[Exercise description]
Retype the records below word for word and omit any image.

[Input records]
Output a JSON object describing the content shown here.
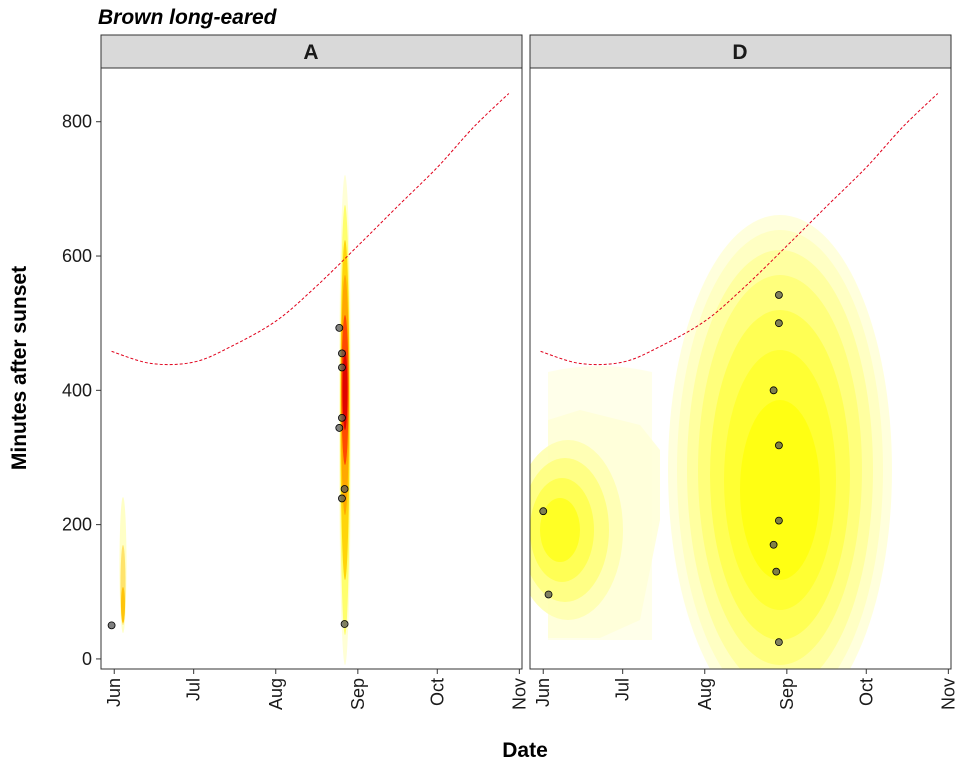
{
  "chart_data": {
    "type": "scatter",
    "title": "Brown long-eared",
    "xlabel": "Date",
    "ylabel": "Minutes after sunset",
    "x_ticks": [
      "Jun",
      "Jul",
      "Aug",
      "Sep",
      "Oct",
      "Nov"
    ],
    "x_tick_dates": [
      "2020-06-01",
      "2020-07-01",
      "2020-08-01",
      "2020-09-01",
      "2020-10-01",
      "2020-11-01"
    ],
    "xlim": [
      "2020-05-27",
      "2020-11-02"
    ],
    "y_ticks": [
      0,
      200,
      400,
      600,
      800
    ],
    "ylim": [
      -15,
      880
    ],
    "grid": false,
    "point_color": "#555555",
    "density_colors": [
      "#ffffe0",
      "#ffff00",
      "#ffa500",
      "#ff0000",
      "#000000"
    ],
    "sunrise_line_color": "#e0001b",
    "panels": [
      {
        "label": "A",
        "points": [
          {
            "x": "2020-05-31",
            "y": 50
          },
          {
            "x": "2020-08-25",
            "y": 493
          },
          {
            "x": "2020-08-26",
            "y": 455
          },
          {
            "x": "2020-08-26",
            "y": 434
          },
          {
            "x": "2020-08-26",
            "y": 359
          },
          {
            "x": "2020-08-25",
            "y": 344
          },
          {
            "x": "2020-08-27",
            "y": 253
          },
          {
            "x": "2020-08-26",
            "y": 239
          },
          {
            "x": "2020-08-27",
            "y": 52
          }
        ],
        "sunrise_curve": [
          {
            "x": "2020-05-31",
            "y": 458
          },
          {
            "x": "2020-06-15",
            "y": 440
          },
          {
            "x": "2020-07-01",
            "y": 442
          },
          {
            "x": "2020-07-15",
            "y": 465
          },
          {
            "x": "2020-08-01",
            "y": 503
          },
          {
            "x": "2020-08-15",
            "y": 550
          },
          {
            "x": "2020-09-01",
            "y": 615
          },
          {
            "x": "2020-09-15",
            "y": 670
          },
          {
            "x": "2020-10-01",
            "y": 732
          },
          {
            "x": "2020-10-15",
            "y": 793
          },
          {
            "x": "2020-10-28",
            "y": 842
          }
        ]
      },
      {
        "label": "D",
        "points": [
          {
            "x": "2020-06-01",
            "y": 220
          },
          {
            "x": "2020-06-03",
            "y": 96
          },
          {
            "x": "2020-08-29",
            "y": 542
          },
          {
            "x": "2020-08-29",
            "y": 500
          },
          {
            "x": "2020-08-27",
            "y": 400
          },
          {
            "x": "2020-08-29",
            "y": 318
          },
          {
            "x": "2020-08-29",
            "y": 206
          },
          {
            "x": "2020-08-27",
            "y": 170
          },
          {
            "x": "2020-08-28",
            "y": 130
          },
          {
            "x": "2020-08-29",
            "y": 25
          }
        ],
        "sunrise_curve": [
          {
            "x": "2020-05-31",
            "y": 458
          },
          {
            "x": "2020-06-15",
            "y": 440
          },
          {
            "x": "2020-07-01",
            "y": 442
          },
          {
            "x": "2020-07-15",
            "y": 465
          },
          {
            "x": "2020-08-01",
            "y": 503
          },
          {
            "x": "2020-08-15",
            "y": 550
          },
          {
            "x": "2020-09-01",
            "y": 615
          },
          {
            "x": "2020-09-15",
            "y": 670
          },
          {
            "x": "2020-10-01",
            "y": 732
          },
          {
            "x": "2020-10-15",
            "y": 793
          },
          {
            "x": "2020-10-28",
            "y": 842
          }
        ]
      }
    ]
  }
}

[Exercise response]
Output a JSON object describing the content shown here.
{
  "chart_data": {
    "type": "scatter",
    "title": "Brown long-eared",
    "xlabel": "Date",
    "ylabel": "Minutes after sunset",
    "x_ticks": [
      "Jun",
      "Jul",
      "Aug",
      "Sep",
      "Oct",
      "Nov"
    ],
    "x_tick_dates": [
      "2020-06-01",
      "2020-07-01",
      "2020-08-01",
      "2020-09-01",
      "2020-10-01",
      "2020-11-01"
    ],
    "xlim": [
      "2020-05-27",
      "2020-11-02"
    ],
    "y_ticks": [
      0,
      200,
      400,
      600,
      800
    ],
    "ylim": [
      -15,
      880
    ],
    "grid": false,
    "point_color": "#555555",
    "density_colors": [
      "#ffffe0",
      "#ffff00",
      "#ffa500",
      "#ff0000",
      "#000000"
    ],
    "sunrise_line_color": "#e0001b",
    "panels": [
      {
        "label": "A",
        "points": [
          {
            "x": "2020-05-31",
            "y": 50
          },
          {
            "x": "2020-08-25",
            "y": 493
          },
          {
            "x": "2020-08-26",
            "y": 455
          },
          {
            "x": "2020-08-26",
            "y": 434
          },
          {
            "x": "2020-08-26",
            "y": 359
          },
          {
            "x": "2020-08-25",
            "y": 344
          },
          {
            "x": "2020-08-27",
            "y": 253
          },
          {
            "x": "2020-08-26",
            "y": 239
          },
          {
            "x": "2020-08-27",
            "y": 52
          }
        ],
        "sunrise_curve": [
          {
            "x": "2020-05-31",
            "y": 458
          },
          {
            "x": "2020-06-15",
            "y": 440
          },
          {
            "x": "2020-07-01",
            "y": 442
          },
          {
            "x": "2020-07-15",
            "y": 465
          },
          {
            "x": "2020-08-01",
            "y": 503
          },
          {
            "x": "2020-08-15",
            "y": 550
          },
          {
            "x": "2020-09-01",
            "y": 615
          },
          {
            "x": "2020-09-15",
            "y": 670
          },
          {
            "x": "2020-10-01",
            "y": 732
          },
          {
            "x": "2020-10-15",
            "y": 793
          },
          {
            "x": "2020-10-28",
            "y": 842
          }
        ]
      },
      {
        "label": "D",
        "points": [
          {
            "x": "2020-06-01",
            "y": 220
          },
          {
            "x": "2020-06-03",
            "y": 96
          },
          {
            "x": "2020-08-29",
            "y": 542
          },
          {
            "x": "2020-08-29",
            "y": 500
          },
          {
            "x": "2020-08-27",
            "y": 400
          },
          {
            "x": "2020-08-29",
            "y": 318
          },
          {
            "x": "2020-08-29",
            "y": 206
          },
          {
            "x": "2020-08-27",
            "y": 170
          },
          {
            "x": "2020-08-28",
            "y": 130
          },
          {
            "x": "2020-08-29",
            "y": 25
          }
        ],
        "sunrise_curve": [
          {
            "x": "2020-05-31",
            "y": 458
          },
          {
            "x": "2020-06-15",
            "y": 440
          },
          {
            "x": "2020-07-01",
            "y": 442
          },
          {
            "x": "2020-07-15",
            "y": 465
          },
          {
            "x": "2020-08-01",
            "y": 503
          },
          {
            "x": "2020-08-15",
            "y": 550
          },
          {
            "x": "2020-09-01",
            "y": 615
          },
          {
            "x": "2020-09-15",
            "y": 670
          },
          {
            "x": "2020-10-01",
            "y": 732
          },
          {
            "x": "2020-10-15",
            "y": 793
          },
          {
            "x": "2020-10-28",
            "y": 842
          }
        ]
      }
    ]
  }
}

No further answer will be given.